WHAT YOU WILL DO >> Restate the full set of records exactly, without adding or dropping a word.

EXTRACTED MATERIAL >>
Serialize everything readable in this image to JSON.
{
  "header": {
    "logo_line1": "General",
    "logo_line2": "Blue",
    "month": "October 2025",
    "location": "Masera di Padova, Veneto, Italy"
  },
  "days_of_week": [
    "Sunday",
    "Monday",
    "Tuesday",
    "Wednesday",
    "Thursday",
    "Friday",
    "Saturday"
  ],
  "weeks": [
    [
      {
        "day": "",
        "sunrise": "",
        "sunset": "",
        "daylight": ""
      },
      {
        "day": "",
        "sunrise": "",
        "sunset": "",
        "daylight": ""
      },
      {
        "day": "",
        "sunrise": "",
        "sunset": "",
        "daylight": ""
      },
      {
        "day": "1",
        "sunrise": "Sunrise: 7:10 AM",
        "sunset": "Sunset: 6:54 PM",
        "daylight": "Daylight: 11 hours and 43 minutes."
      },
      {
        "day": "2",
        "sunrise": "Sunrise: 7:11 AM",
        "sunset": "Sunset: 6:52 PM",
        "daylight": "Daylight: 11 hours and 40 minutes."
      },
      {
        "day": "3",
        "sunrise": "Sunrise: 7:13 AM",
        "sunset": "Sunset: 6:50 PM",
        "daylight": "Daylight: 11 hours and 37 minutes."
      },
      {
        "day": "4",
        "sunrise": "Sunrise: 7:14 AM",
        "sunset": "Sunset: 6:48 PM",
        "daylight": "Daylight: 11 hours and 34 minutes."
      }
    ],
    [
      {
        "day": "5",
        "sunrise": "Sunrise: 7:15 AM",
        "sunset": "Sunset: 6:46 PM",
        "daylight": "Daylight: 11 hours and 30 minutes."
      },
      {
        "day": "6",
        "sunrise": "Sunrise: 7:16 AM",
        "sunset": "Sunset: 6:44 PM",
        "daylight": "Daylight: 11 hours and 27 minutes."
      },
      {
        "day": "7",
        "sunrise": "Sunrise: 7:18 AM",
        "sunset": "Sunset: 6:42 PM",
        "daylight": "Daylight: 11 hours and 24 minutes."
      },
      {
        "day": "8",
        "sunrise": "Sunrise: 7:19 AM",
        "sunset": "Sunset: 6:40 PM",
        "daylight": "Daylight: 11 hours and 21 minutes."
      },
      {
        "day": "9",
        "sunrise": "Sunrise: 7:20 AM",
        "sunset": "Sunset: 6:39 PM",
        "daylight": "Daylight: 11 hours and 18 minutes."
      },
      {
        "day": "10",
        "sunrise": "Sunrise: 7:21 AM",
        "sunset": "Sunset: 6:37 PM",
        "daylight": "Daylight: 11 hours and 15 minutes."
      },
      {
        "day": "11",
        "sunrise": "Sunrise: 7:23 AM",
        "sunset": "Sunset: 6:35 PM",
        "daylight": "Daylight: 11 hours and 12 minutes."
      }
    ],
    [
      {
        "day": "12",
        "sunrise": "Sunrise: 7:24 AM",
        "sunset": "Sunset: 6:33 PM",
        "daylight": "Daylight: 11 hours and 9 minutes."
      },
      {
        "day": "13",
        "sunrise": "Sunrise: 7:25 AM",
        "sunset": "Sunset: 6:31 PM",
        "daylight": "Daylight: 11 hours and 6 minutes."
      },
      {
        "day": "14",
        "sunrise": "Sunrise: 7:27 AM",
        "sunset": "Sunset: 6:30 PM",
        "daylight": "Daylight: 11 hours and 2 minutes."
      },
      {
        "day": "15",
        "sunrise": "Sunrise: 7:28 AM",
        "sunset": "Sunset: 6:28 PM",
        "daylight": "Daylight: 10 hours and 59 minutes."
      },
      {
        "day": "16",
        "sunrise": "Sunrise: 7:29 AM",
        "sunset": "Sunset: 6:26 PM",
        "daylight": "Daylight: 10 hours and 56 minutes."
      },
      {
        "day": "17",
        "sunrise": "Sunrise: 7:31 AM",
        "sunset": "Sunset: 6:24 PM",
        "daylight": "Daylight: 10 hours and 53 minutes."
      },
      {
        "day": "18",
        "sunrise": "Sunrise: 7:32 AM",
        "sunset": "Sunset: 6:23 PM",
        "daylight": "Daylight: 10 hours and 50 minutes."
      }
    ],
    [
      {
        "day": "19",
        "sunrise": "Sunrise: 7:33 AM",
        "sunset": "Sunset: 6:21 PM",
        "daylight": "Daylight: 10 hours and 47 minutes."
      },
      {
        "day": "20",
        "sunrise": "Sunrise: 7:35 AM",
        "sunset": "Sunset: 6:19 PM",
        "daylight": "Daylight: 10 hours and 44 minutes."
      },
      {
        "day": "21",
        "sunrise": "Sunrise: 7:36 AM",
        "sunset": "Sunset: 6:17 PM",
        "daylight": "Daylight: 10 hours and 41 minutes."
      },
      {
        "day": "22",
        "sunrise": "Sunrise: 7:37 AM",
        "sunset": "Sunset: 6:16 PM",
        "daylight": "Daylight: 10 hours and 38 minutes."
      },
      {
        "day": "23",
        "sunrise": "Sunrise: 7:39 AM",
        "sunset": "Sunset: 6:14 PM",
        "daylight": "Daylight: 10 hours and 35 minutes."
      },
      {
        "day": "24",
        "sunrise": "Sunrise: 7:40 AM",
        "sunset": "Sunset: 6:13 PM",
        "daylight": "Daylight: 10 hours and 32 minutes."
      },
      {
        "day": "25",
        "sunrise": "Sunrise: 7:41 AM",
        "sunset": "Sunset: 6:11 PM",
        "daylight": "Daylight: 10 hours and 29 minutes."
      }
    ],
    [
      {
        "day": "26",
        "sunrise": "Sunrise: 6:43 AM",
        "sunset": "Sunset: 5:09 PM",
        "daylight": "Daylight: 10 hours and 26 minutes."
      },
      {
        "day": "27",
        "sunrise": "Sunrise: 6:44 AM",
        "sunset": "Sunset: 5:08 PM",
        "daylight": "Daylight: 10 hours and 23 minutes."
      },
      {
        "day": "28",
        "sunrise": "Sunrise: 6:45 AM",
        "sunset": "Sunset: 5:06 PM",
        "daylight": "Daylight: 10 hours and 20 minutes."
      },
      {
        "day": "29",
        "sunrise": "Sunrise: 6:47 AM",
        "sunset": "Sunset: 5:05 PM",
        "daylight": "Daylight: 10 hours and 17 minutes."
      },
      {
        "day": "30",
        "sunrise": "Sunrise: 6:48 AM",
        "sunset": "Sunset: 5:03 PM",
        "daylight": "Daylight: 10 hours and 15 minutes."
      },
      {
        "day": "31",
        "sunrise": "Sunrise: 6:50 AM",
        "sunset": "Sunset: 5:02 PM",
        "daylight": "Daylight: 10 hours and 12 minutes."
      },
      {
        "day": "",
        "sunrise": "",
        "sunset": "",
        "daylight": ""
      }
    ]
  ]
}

SOLUTION TO THE EXERCISE >>
Serialize everything readable in this image to JSON.
{
  "header": {
    "logo_line1": "General",
    "logo_line2": "Blue",
    "month": "October 2025",
    "location": "Masera di Padova, Veneto, Italy"
  },
  "days_of_week": [
    "Sunday",
    "Monday",
    "Tuesday",
    "Wednesday",
    "Thursday",
    "Friday",
    "Saturday"
  ],
  "weeks": [
    [
      {
        "day": "",
        "sunrise": "",
        "sunset": "",
        "daylight": ""
      },
      {
        "day": "",
        "sunrise": "",
        "sunset": "",
        "daylight": ""
      },
      {
        "day": "",
        "sunrise": "",
        "sunset": "",
        "daylight": ""
      },
      {
        "day": "1",
        "sunrise": "Sunrise: 7:10 AM",
        "sunset": "Sunset: 6:54 PM",
        "daylight": "Daylight: 11 hours and 43 minutes."
      },
      {
        "day": "2",
        "sunrise": "Sunrise: 7:11 AM",
        "sunset": "Sunset: 6:52 PM",
        "daylight": "Daylight: 11 hours and 40 minutes."
      },
      {
        "day": "3",
        "sunrise": "Sunrise: 7:13 AM",
        "sunset": "Sunset: 6:50 PM",
        "daylight": "Daylight: 11 hours and 37 minutes."
      },
      {
        "day": "4",
        "sunrise": "Sunrise: 7:14 AM",
        "sunset": "Sunset: 6:48 PM",
        "daylight": "Daylight: 11 hours and 34 minutes."
      }
    ],
    [
      {
        "day": "5",
        "sunrise": "Sunrise: 7:15 AM",
        "sunset": "Sunset: 6:46 PM",
        "daylight": "Daylight: 11 hours and 30 minutes."
      },
      {
        "day": "6",
        "sunrise": "Sunrise: 7:16 AM",
        "sunset": "Sunset: 6:44 PM",
        "daylight": "Daylight: 11 hours and 27 minutes."
      },
      {
        "day": "7",
        "sunrise": "Sunrise: 7:18 AM",
        "sunset": "Sunset: 6:42 PM",
        "daylight": "Daylight: 11 hours and 24 minutes."
      },
      {
        "day": "8",
        "sunrise": "Sunrise: 7:19 AM",
        "sunset": "Sunset: 6:40 PM",
        "daylight": "Daylight: 11 hours and 21 minutes."
      },
      {
        "day": "9",
        "sunrise": "Sunrise: 7:20 AM",
        "sunset": "Sunset: 6:39 PM",
        "daylight": "Daylight: 11 hours and 18 minutes."
      },
      {
        "day": "10",
        "sunrise": "Sunrise: 7:21 AM",
        "sunset": "Sunset: 6:37 PM",
        "daylight": "Daylight: 11 hours and 15 minutes."
      },
      {
        "day": "11",
        "sunrise": "Sunrise: 7:23 AM",
        "sunset": "Sunset: 6:35 PM",
        "daylight": "Daylight: 11 hours and 12 minutes."
      }
    ],
    [
      {
        "day": "12",
        "sunrise": "Sunrise: 7:24 AM",
        "sunset": "Sunset: 6:33 PM",
        "daylight": "Daylight: 11 hours and 9 minutes."
      },
      {
        "day": "13",
        "sunrise": "Sunrise: 7:25 AM",
        "sunset": "Sunset: 6:31 PM",
        "daylight": "Daylight: 11 hours and 6 minutes."
      },
      {
        "day": "14",
        "sunrise": "Sunrise: 7:27 AM",
        "sunset": "Sunset: 6:30 PM",
        "daylight": "Daylight: 11 hours and 2 minutes."
      },
      {
        "day": "15",
        "sunrise": "Sunrise: 7:28 AM",
        "sunset": "Sunset: 6:28 PM",
        "daylight": "Daylight: 10 hours and 59 minutes."
      },
      {
        "day": "16",
        "sunrise": "Sunrise: 7:29 AM",
        "sunset": "Sunset: 6:26 PM",
        "daylight": "Daylight: 10 hours and 56 minutes."
      },
      {
        "day": "17",
        "sunrise": "Sunrise: 7:31 AM",
        "sunset": "Sunset: 6:24 PM",
        "daylight": "Daylight: 10 hours and 53 minutes."
      },
      {
        "day": "18",
        "sunrise": "Sunrise: 7:32 AM",
        "sunset": "Sunset: 6:23 PM",
        "daylight": "Daylight: 10 hours and 50 minutes."
      }
    ],
    [
      {
        "day": "19",
        "sunrise": "Sunrise: 7:33 AM",
        "sunset": "Sunset: 6:21 PM",
        "daylight": "Daylight: 10 hours and 47 minutes."
      },
      {
        "day": "20",
        "sunrise": "Sunrise: 7:35 AM",
        "sunset": "Sunset: 6:19 PM",
        "daylight": "Daylight: 10 hours and 44 minutes."
      },
      {
        "day": "21",
        "sunrise": "Sunrise: 7:36 AM",
        "sunset": "Sunset: 6:17 PM",
        "daylight": "Daylight: 10 hours and 41 minutes."
      },
      {
        "day": "22",
        "sunrise": "Sunrise: 7:37 AM",
        "sunset": "Sunset: 6:16 PM",
        "daylight": "Daylight: 10 hours and 38 minutes."
      },
      {
        "day": "23",
        "sunrise": "Sunrise: 7:39 AM",
        "sunset": "Sunset: 6:14 PM",
        "daylight": "Daylight: 10 hours and 35 minutes."
      },
      {
        "day": "24",
        "sunrise": "Sunrise: 7:40 AM",
        "sunset": "Sunset: 6:13 PM",
        "daylight": "Daylight: 10 hours and 32 minutes."
      },
      {
        "day": "25",
        "sunrise": "Sunrise: 7:41 AM",
        "sunset": "Sunset: 6:11 PM",
        "daylight": "Daylight: 10 hours and 29 minutes."
      }
    ],
    [
      {
        "day": "26",
        "sunrise": "Sunrise: 6:43 AM",
        "sunset": "Sunset: 5:09 PM",
        "daylight": "Daylight: 10 hours and 26 minutes."
      },
      {
        "day": "27",
        "sunrise": "Sunrise: 6:44 AM",
        "sunset": "Sunset: 5:08 PM",
        "daylight": "Daylight: 10 hours and 23 minutes."
      },
      {
        "day": "28",
        "sunrise": "Sunrise: 6:45 AM",
        "sunset": "Sunset: 5:06 PM",
        "daylight": "Daylight: 10 hours and 20 minutes."
      },
      {
        "day": "29",
        "sunrise": "Sunrise: 6:47 AM",
        "sunset": "Sunset: 5:05 PM",
        "daylight": "Daylight: 10 hours and 17 minutes."
      },
      {
        "day": "30",
        "sunrise": "Sunrise: 6:48 AM",
        "sunset": "Sunset: 5:03 PM",
        "daylight": "Daylight: 10 hours and 15 minutes."
      },
      {
        "day": "31",
        "sunrise": "Sunrise: 6:50 AM",
        "sunset": "Sunset: 5:02 PM",
        "daylight": "Daylight: 10 hours and 12 minutes."
      },
      {
        "day": "",
        "sunrise": "",
        "sunset": "",
        "daylight": ""
      }
    ]
  ]
}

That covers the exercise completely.